__THE EXERCISE__: Establish how many lines in the material include the string "Odessa" and report it as a lone number.

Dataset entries

__________________________________________________

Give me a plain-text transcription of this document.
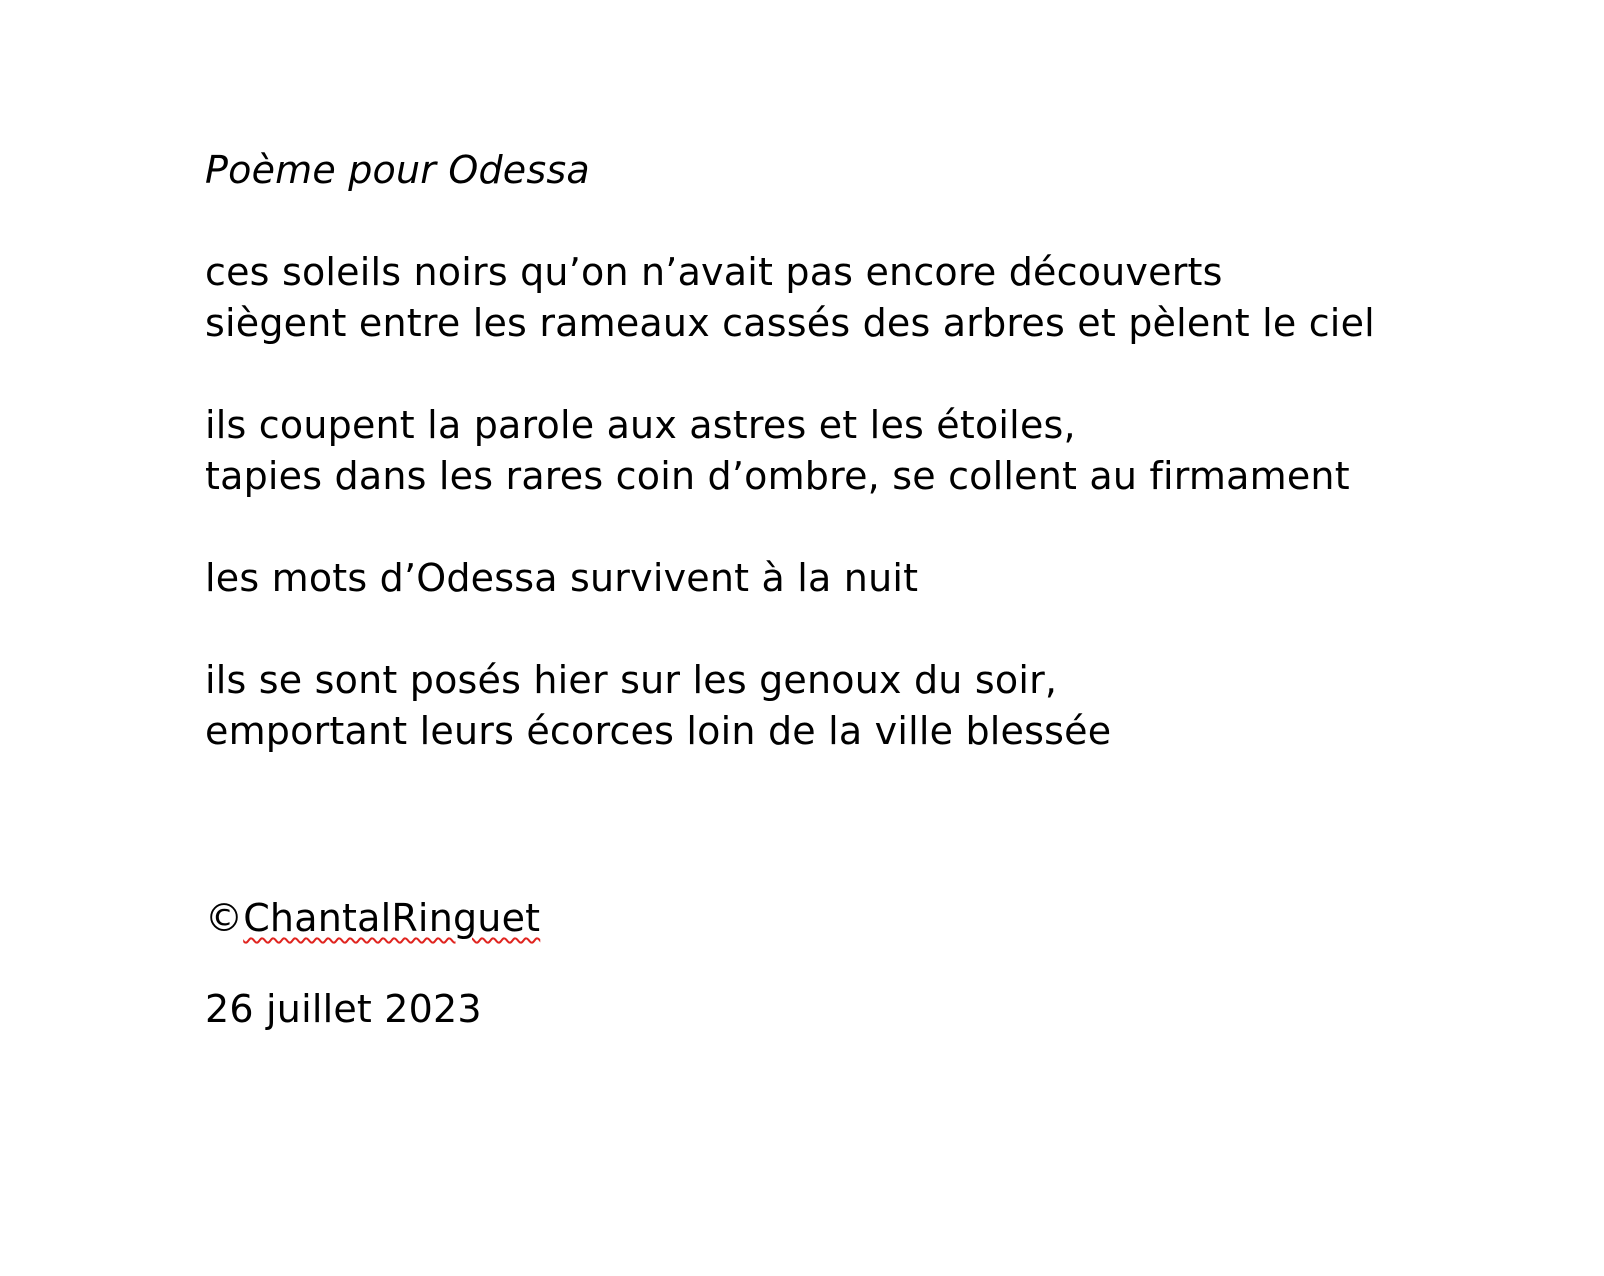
Poème pour Odessa
ces soleils noirs qu’on n’avait pas encore découverts
siègent entre les rameaux cassés des arbres et pèlent le ciel
ils coupent la parole aux astres et les étoiles,
tapies dans les rares coin d’ombre, se collent au firmament
les mots d’Odessa survivent à la nuit
ils se sont posés hier sur les genoux du soir,
emportant leurs écorces loin de la ville blessée
©ChantalRinguet
26 juillet 2023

__________________________________________________

__WORKED SOLUTION__: 2